>>>

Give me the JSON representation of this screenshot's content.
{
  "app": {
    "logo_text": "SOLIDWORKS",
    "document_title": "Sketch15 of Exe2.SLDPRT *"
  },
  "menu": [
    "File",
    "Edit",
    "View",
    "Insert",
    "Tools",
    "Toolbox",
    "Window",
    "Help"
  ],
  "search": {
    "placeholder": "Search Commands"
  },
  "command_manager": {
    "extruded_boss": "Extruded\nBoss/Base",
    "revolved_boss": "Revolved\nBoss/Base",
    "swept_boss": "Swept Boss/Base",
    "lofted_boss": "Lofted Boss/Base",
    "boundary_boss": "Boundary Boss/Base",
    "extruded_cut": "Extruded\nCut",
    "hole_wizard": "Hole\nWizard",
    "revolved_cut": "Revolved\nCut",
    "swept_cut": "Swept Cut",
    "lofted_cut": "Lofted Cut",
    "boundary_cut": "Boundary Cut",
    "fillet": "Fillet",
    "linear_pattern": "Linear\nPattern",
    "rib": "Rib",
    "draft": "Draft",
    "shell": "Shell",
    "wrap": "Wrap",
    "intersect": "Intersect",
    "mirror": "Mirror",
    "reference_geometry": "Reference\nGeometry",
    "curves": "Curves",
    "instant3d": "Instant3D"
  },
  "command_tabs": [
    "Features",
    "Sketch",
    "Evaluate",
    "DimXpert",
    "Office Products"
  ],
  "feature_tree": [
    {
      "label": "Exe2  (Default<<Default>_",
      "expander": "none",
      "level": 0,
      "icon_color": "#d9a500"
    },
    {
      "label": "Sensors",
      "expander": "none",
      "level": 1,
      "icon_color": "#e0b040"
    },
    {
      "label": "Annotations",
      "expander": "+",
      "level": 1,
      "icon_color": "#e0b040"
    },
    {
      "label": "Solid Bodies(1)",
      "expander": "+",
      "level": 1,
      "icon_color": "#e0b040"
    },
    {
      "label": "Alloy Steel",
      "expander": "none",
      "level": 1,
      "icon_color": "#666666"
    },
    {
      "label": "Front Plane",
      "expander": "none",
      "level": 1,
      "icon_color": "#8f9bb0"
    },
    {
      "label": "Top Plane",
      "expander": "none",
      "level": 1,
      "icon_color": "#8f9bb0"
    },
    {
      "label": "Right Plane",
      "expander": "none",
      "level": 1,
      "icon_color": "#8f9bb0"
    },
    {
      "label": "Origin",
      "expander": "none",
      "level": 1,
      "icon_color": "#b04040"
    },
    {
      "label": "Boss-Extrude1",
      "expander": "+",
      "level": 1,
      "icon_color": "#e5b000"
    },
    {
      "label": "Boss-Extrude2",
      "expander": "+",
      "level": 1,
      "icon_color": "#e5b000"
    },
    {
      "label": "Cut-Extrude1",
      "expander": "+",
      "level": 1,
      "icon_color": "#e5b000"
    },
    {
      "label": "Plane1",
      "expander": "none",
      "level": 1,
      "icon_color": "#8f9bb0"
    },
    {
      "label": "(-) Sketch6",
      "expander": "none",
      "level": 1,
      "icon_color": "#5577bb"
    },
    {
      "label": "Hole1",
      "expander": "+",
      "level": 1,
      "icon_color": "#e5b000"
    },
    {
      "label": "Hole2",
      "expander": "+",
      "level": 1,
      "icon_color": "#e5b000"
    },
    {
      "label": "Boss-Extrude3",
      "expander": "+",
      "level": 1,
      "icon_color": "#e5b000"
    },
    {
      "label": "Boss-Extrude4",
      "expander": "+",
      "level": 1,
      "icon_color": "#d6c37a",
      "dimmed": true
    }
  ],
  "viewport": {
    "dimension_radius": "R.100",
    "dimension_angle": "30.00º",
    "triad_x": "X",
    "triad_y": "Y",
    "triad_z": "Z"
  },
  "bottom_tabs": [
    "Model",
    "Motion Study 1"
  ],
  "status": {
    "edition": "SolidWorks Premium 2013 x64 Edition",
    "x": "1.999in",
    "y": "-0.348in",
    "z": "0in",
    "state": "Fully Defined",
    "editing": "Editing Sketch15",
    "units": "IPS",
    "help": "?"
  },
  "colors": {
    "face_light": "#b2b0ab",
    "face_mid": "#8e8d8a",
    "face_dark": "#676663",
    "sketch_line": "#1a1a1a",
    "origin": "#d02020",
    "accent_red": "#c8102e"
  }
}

<<<

WHAT IS EXPECTED: Give back the whole listing exactly as it reads.

TASK RESULT:
Give me the JSON representation of this screenshot's content.
{
  "app": {
    "logo_text": "SOLIDWORKS",
    "document_title": "Sketch15 of Exe2.SLDPRT *"
  },
  "menu": [
    "File",
    "Edit",
    "View",
    "Insert",
    "Tools",
    "Toolbox",
    "Window",
    "Help"
  ],
  "search": {
    "placeholder": "Search Commands"
  },
  "command_manager": {
    "extruded_boss": "Extruded\nBoss/Base",
    "revolved_boss": "Revolved\nBoss/Base",
    "swept_boss": "Swept Boss/Base",
    "lofted_boss": "Lofted Boss/Base",
    "boundary_boss": "Boundary Boss/Base",
    "extruded_cut": "Extruded\nCut",
    "hole_wizard": "Hole\nWizard",
    "revolved_cut": "Revolved\nCut",
    "swept_cut": "Swept Cut",
    "lofted_cut": "Lofted Cut",
    "boundary_cut": "Boundary Cut",
    "fillet": "Fillet",
    "linear_pattern": "Linear\nPattern",
    "rib": "Rib",
    "draft": "Draft",
    "shell": "Shell",
    "wrap": "Wrap",
    "intersect": "Intersect",
    "mirror": "Mirror",
    "reference_geometry": "Reference\nGeometry",
    "curves": "Curves",
    "instant3d": "Instant3D"
  },
  "command_tabs": [
    "Features",
    "Sketch",
    "Evaluate",
    "DimXpert",
    "Office Products"
  ],
  "feature_tree": [
    {
      "label": "Exe2  (Default<<Default>_",
      "expander": "none",
      "level": 0,
      "icon_color": "#d9a500"
    },
    {
      "label": "Sensors",
      "expander": "none",
      "level": 1,
      "icon_color": "#e0b040"
    },
    {
      "label": "Annotations",
      "expander": "+",
      "level": 1,
      "icon_color": "#e0b040"
    },
    {
      "label": "Solid Bodies(1)",
      "expander": "+",
      "level": 1,
      "icon_color": "#e0b040"
    },
    {
      "label": "Alloy Steel",
      "expander": "none",
      "level": 1,
      "icon_color": "#666666"
    },
    {
      "label": "Front Plane",
      "expander": "none",
      "level": 1,
      "icon_color": "#8f9bb0"
    },
    {
      "label": "Top Plane",
      "expander": "none",
      "level": 1,
      "icon_color": "#8f9bb0"
    },
    {
      "label": "Right Plane",
      "expander": "none",
      "level": 1,
      "icon_color": "#8f9bb0"
    },
    {
      "label": "Origin",
      "expander": "none",
      "level": 1,
      "icon_color": "#b04040"
    },
    {
      "label": "Boss-Extrude1",
      "expander": "+",
      "level": 1,
      "icon_color": "#e5b000"
    },
    {
      "label": "Boss-Extrude2",
      "expander": "+",
      "level": 1,
      "icon_color": "#e5b000"
    },
    {
      "label": "Cut-Extrude1",
      "expander": "+",
      "level": 1,
      "icon_color": "#e5b000"
    },
    {
      "label": "Plane1",
      "expander": "none",
      "level": 1,
      "icon_color": "#8f9bb0"
    },
    {
      "label": "(-) Sketch6",
      "expander": "none",
      "level": 1,
      "icon_color": "#5577bb"
    },
    {
      "label": "Hole1",
      "expander": "+",
      "level": 1,
      "icon_color": "#e5b000"
    },
    {
      "label": "Hole2",
      "expander": "+",
      "level": 1,
      "icon_color": "#e5b000"
    },
    {
      "label": "Boss-Extrude3",
      "expander": "+",
      "level": 1,
      "icon_color": "#e5b000"
    },
    {
      "label": "Boss-Extrude4",
      "expander": "+",
      "level": 1,
      "icon_color": "#d6c37a",
      "dimmed": true
    }
  ],
  "viewport": {
    "dimension_radius": "R.100",
    "dimension_angle": "30.00º",
    "triad_x": "X",
    "triad_y": "Y",
    "triad_z": "Z"
  },
  "bottom_tabs": [
    "Model",
    "Motion Study 1"
  ],
  "status": {
    "edition": "SolidWorks Premium 2013 x64 Edition",
    "x": "1.999in",
    "y": "-0.348in",
    "z": "0in",
    "state": "Fully Defined",
    "editing": "Editing Sketch15",
    "units": "IPS",
    "help": "?"
  },
  "colors": {
    "face_light": "#b2b0ab",
    "face_mid": "#8e8d8a",
    "face_dark": "#676663",
    "sketch_line": "#1a1a1a",
    "origin": "#d02020",
    "accent_red": "#c8102e"
  }
}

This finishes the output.